SET PROBLEM -
Write what comes next in the email thread about phase noise measurement setups below, starting after its last line.

EXCERPT TO READ -
2016-03-25 Thread Bruce Griffiths
As long as BNC connectors are avoided as their phase shift isnt that stable.. A 
small mechanical disturbance will change it significantly. Actually low noise 
PN measurement systems can be very sensitive to cable movement. Bolting modules 
to a metal baseplate helps a lot as does using intermodule connections 
comprising SMA(m)-SMA(m) barrels rather than cables.
There's also the question of mixer port termination.The nist paper by Walls and 
Stein indicates that capacitive termination of the IF port may be effective in 
reducing noise whilst maintaining a flat response fro dc to around 50KHz.Small 
value resistors in series with the RF and LO ports are then useful in reducing 
the VSWR.
Bruce
 

On Saturday, 26 March 2016 10:10 AM, Bob Camp  wrote:
 

 
Hi

> On Mar 25, 2016, at 1:55 PM, jimlux  wrote:
> 
> On 3/25/16 5:07 AM, Bob Camp wrote:
>> Hi
>> 
>> The reverse isolation issue is indeed one of the weaknesses of this setup.

INFORMATION SHOWN -
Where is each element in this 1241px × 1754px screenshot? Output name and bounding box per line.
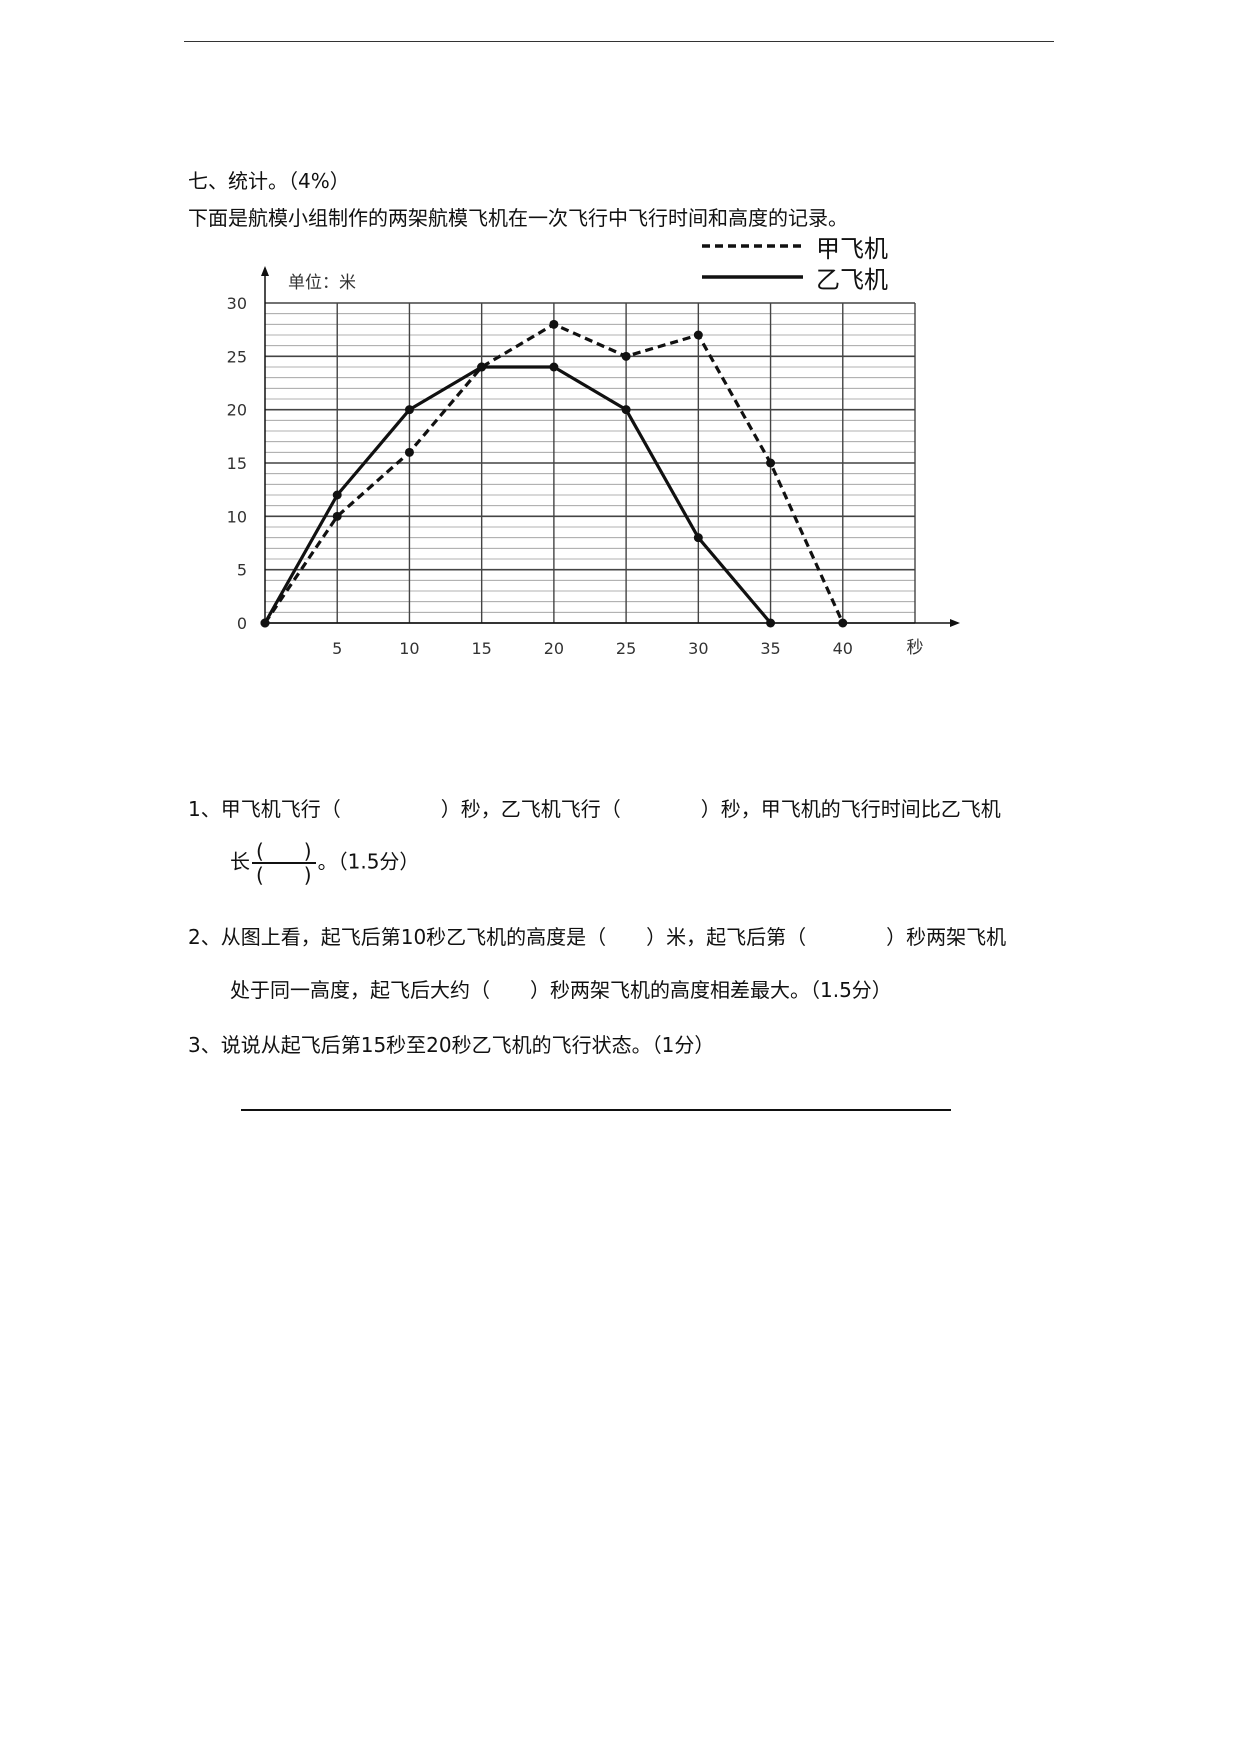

---

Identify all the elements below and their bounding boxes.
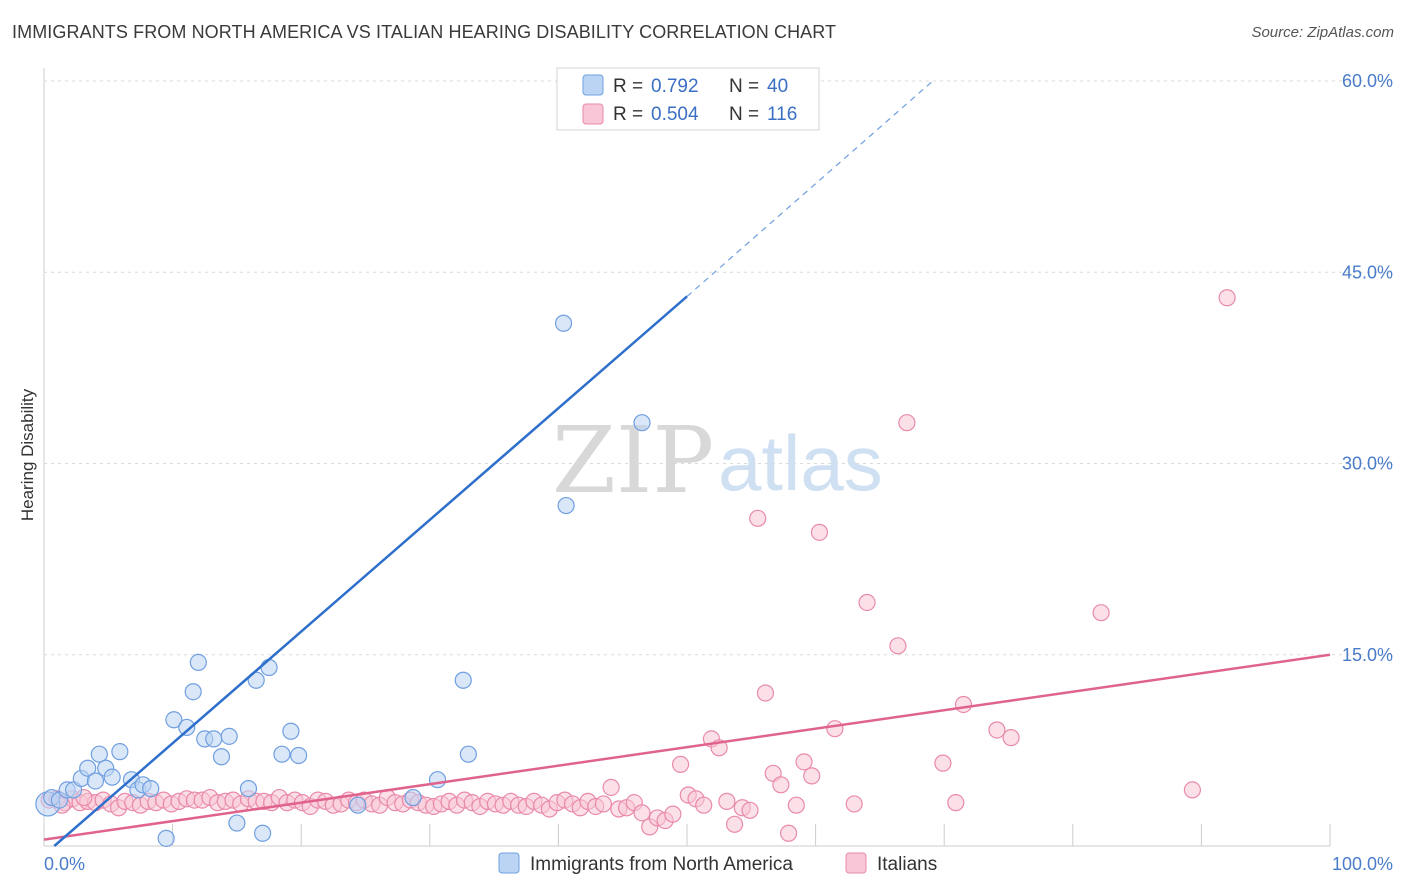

OUTPUT FOR THIS TASK -
>> For testing
>> OCXO’s isolation is not a big deal. A normal OCOX has very good output 
>> buffering
>> to give it the stability you are after. If you are running (maybe) a VCO 
>> with no buffering, that
>> assumption falls apart. The VCO will  / can injection lock through the 
>> mixer. In that
>> case you *do* need an amp to provide enough isolation to prevent the 
>> injection lock.
>> 
> 
> 
> But if someone were building a little module for a cheap and cheerful noise 
> analyzer, then the buffer amp would be a separate module.

That’s how I have always done it in the past. The need for the bufferer is rare 
enough that including it in the 
basic analyzer module is not cost effective. The HP 3048 has the same basic 
issue (isolation) and they made
the same decision there.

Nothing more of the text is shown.